In the entries below, find every line with "screenshot" and copy it.
[start of Listed records]
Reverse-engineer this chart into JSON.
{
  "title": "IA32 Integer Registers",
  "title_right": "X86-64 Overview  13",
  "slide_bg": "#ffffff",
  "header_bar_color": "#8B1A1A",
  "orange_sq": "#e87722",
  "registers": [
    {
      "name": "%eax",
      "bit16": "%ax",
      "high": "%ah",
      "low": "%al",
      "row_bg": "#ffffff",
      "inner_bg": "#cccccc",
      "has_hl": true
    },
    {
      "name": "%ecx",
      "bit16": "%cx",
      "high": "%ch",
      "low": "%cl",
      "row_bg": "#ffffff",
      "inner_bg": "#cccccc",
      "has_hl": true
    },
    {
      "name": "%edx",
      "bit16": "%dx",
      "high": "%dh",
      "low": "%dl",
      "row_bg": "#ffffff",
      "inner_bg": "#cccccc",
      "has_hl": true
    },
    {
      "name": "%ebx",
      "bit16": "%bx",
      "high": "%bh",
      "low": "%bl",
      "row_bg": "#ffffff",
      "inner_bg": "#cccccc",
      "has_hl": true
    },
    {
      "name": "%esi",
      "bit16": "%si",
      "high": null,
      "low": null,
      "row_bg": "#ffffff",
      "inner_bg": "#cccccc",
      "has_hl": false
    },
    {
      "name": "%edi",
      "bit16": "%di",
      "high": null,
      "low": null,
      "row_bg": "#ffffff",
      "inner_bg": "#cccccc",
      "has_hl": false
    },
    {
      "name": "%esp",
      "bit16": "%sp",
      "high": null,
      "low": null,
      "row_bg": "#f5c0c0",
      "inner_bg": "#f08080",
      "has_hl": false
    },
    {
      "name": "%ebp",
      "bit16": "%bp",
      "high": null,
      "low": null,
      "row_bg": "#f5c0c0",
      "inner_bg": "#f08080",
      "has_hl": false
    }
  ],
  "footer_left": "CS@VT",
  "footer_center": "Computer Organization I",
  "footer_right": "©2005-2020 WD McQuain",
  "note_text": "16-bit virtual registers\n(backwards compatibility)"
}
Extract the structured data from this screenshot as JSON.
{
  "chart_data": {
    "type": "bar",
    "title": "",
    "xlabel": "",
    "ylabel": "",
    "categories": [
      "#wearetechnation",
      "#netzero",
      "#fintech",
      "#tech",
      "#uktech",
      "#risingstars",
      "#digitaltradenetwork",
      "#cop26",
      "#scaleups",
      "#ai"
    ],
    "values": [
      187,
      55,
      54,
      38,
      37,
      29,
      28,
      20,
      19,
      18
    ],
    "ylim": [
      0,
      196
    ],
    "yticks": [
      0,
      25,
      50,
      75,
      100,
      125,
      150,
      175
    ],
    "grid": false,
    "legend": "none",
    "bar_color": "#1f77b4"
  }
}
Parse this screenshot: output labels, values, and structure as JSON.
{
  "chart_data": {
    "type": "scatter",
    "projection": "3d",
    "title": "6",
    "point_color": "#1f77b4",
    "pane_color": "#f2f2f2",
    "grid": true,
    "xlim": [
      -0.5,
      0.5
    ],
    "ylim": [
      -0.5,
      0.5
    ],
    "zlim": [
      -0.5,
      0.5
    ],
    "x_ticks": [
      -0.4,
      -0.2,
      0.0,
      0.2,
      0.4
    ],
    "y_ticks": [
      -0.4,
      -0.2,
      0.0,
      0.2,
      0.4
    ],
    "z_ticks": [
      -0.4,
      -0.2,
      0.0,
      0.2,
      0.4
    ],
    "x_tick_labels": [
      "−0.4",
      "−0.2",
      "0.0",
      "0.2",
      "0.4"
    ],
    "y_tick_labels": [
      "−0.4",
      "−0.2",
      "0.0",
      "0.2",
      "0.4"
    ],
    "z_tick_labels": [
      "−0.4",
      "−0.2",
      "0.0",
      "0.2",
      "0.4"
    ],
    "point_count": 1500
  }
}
[end of Listed records]
> _Task output_:
Extract the structured data from this screenshot as JSON.
Parse this screenshot: output labels, values, and structure as JSON.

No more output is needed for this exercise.